## begin PROVIDED INFORMATION
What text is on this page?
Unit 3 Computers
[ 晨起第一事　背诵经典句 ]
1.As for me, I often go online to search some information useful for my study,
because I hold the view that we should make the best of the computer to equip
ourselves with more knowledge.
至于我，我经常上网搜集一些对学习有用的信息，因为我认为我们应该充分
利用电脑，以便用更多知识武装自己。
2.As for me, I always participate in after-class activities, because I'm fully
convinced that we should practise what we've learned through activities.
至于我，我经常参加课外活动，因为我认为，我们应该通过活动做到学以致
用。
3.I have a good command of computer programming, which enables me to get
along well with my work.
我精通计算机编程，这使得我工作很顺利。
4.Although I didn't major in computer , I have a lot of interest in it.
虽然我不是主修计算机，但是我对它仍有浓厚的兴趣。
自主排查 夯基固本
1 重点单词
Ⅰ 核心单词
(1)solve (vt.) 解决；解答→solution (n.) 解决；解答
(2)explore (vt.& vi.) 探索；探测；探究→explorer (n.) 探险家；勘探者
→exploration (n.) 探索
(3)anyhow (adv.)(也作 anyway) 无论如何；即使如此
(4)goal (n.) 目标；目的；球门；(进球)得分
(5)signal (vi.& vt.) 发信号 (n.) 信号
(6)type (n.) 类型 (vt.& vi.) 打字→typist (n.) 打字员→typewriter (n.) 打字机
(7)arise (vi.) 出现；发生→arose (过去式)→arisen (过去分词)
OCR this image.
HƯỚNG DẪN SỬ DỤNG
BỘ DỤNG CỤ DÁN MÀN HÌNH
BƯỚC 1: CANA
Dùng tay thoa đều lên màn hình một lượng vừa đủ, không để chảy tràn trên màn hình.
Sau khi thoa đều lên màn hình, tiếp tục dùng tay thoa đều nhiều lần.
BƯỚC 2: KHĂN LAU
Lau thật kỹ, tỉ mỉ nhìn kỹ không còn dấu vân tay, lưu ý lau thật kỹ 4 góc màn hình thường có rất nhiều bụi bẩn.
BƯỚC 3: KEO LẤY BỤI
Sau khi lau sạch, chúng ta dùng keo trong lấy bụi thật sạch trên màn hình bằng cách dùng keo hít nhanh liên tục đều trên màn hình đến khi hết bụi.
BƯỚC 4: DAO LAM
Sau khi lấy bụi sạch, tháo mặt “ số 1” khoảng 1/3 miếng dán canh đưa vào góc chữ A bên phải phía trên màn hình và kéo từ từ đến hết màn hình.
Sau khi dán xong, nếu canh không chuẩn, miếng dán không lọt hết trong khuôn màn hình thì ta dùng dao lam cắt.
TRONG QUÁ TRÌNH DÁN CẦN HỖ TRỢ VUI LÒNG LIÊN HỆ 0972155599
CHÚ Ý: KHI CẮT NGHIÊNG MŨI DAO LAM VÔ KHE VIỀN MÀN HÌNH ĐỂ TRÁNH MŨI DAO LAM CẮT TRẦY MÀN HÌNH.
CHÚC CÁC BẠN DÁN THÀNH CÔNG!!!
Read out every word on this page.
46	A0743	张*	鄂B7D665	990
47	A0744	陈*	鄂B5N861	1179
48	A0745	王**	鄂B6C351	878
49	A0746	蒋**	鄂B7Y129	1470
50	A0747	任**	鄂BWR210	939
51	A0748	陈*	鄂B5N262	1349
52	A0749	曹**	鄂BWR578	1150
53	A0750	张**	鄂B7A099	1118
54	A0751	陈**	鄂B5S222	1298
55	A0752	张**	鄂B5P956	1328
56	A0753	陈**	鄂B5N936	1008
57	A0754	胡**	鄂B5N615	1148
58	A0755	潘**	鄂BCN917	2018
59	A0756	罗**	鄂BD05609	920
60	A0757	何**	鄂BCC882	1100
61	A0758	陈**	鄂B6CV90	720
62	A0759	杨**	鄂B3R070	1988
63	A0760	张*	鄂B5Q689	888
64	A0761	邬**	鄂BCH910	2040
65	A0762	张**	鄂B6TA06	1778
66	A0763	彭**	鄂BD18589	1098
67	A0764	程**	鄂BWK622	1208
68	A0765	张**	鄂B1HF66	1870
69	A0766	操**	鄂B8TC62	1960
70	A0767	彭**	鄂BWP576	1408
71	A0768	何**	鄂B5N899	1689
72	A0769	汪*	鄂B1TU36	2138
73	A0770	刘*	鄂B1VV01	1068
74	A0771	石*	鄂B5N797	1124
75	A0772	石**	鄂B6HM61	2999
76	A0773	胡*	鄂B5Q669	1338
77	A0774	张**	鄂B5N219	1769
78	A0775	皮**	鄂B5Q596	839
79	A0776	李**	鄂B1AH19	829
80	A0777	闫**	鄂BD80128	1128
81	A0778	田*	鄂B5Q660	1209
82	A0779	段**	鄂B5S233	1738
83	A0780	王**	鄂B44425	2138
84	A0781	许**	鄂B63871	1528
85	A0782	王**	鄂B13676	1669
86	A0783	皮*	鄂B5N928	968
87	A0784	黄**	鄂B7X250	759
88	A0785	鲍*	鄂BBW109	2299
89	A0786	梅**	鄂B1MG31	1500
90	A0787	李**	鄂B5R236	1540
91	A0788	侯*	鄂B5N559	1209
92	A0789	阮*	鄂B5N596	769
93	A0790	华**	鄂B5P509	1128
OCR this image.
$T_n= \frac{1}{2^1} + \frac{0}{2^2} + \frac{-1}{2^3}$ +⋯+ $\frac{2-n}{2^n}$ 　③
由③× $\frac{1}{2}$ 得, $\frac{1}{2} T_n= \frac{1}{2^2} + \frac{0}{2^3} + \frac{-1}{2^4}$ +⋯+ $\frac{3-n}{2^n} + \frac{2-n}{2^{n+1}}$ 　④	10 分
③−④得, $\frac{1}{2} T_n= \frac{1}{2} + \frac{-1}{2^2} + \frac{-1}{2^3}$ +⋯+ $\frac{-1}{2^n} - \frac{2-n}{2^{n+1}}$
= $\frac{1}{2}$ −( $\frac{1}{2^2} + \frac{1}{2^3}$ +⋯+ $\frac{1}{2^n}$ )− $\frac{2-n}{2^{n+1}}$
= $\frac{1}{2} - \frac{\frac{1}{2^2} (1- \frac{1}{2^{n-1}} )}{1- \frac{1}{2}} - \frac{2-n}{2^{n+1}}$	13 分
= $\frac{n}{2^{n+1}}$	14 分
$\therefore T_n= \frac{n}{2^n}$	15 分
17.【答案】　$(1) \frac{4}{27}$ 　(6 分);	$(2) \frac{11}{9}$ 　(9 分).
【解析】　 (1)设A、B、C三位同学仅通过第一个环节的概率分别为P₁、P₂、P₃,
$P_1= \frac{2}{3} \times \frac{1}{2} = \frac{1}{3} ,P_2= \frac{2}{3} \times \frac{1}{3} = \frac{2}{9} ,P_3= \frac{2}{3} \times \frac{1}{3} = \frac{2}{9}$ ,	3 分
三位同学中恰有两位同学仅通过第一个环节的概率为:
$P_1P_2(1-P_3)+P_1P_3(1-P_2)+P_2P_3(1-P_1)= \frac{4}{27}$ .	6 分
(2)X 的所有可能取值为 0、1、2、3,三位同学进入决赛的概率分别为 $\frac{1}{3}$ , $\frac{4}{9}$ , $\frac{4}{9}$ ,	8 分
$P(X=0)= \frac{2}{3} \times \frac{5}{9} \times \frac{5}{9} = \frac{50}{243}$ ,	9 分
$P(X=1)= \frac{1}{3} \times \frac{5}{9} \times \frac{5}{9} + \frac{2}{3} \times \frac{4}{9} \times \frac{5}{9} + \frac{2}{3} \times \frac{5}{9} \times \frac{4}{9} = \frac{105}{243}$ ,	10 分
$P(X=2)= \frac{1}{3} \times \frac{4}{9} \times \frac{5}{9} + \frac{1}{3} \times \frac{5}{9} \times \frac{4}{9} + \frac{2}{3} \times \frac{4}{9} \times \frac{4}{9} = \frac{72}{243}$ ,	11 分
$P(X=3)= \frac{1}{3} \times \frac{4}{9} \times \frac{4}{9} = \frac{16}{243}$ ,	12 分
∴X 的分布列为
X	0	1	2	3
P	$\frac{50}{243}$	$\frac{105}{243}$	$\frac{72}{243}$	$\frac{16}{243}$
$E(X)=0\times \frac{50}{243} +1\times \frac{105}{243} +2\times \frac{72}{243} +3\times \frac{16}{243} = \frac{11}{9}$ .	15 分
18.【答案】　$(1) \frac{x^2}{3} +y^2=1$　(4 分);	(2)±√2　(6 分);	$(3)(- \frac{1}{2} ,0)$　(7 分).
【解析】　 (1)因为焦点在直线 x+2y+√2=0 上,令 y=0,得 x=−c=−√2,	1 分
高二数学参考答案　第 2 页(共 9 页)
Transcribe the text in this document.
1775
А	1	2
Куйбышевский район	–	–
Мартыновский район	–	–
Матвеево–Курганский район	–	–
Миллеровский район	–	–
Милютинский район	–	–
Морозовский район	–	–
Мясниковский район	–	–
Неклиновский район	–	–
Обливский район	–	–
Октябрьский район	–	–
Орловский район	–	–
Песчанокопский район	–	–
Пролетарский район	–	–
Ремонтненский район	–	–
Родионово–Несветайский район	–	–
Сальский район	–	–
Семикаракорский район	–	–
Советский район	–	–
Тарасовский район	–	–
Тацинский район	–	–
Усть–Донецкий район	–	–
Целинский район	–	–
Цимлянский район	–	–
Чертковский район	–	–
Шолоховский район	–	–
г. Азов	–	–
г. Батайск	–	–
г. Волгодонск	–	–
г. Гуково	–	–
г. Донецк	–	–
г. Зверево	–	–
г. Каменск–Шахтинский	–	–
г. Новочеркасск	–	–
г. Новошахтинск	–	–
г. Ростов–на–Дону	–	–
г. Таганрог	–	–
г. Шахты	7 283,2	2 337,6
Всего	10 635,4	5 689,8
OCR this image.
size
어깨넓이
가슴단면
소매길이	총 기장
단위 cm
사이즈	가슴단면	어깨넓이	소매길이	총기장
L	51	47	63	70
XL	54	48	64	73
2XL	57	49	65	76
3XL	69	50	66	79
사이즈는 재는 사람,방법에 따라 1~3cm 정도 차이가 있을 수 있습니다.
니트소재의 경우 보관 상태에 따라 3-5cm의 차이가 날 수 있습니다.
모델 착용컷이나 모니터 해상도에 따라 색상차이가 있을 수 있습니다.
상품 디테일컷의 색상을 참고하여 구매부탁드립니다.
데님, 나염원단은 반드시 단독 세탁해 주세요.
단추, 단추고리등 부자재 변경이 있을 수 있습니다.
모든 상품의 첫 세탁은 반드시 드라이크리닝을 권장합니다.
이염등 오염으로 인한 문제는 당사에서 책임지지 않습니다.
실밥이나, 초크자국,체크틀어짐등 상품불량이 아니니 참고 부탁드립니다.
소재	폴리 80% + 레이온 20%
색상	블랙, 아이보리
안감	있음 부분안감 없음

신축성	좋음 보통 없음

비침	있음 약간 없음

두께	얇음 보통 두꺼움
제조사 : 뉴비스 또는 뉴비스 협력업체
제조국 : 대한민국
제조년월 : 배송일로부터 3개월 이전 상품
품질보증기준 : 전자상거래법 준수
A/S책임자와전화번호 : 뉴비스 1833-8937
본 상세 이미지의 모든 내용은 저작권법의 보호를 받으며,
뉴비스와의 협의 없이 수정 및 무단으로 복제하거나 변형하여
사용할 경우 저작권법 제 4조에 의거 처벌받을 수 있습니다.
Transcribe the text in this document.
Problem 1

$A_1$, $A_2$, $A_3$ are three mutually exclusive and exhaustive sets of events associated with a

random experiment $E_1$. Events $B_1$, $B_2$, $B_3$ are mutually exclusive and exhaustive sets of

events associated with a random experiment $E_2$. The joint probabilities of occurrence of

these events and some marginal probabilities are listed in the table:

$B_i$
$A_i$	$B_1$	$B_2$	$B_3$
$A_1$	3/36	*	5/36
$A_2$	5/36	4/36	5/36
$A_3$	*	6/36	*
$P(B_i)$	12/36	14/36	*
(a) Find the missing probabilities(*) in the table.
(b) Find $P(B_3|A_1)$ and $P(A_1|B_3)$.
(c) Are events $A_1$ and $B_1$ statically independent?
## end PROVIDED INFORMATION
▸ DIRECTIONS
Find and copy each line above that includes the string "probabilities".

▸ TASK SOLUTION
events associated with a random experiment $E_2$. The joint probabilities of occurrence of
these events and some marginal probabilities are listed in the table:
(a) Find the missing probabilities(*) in the table.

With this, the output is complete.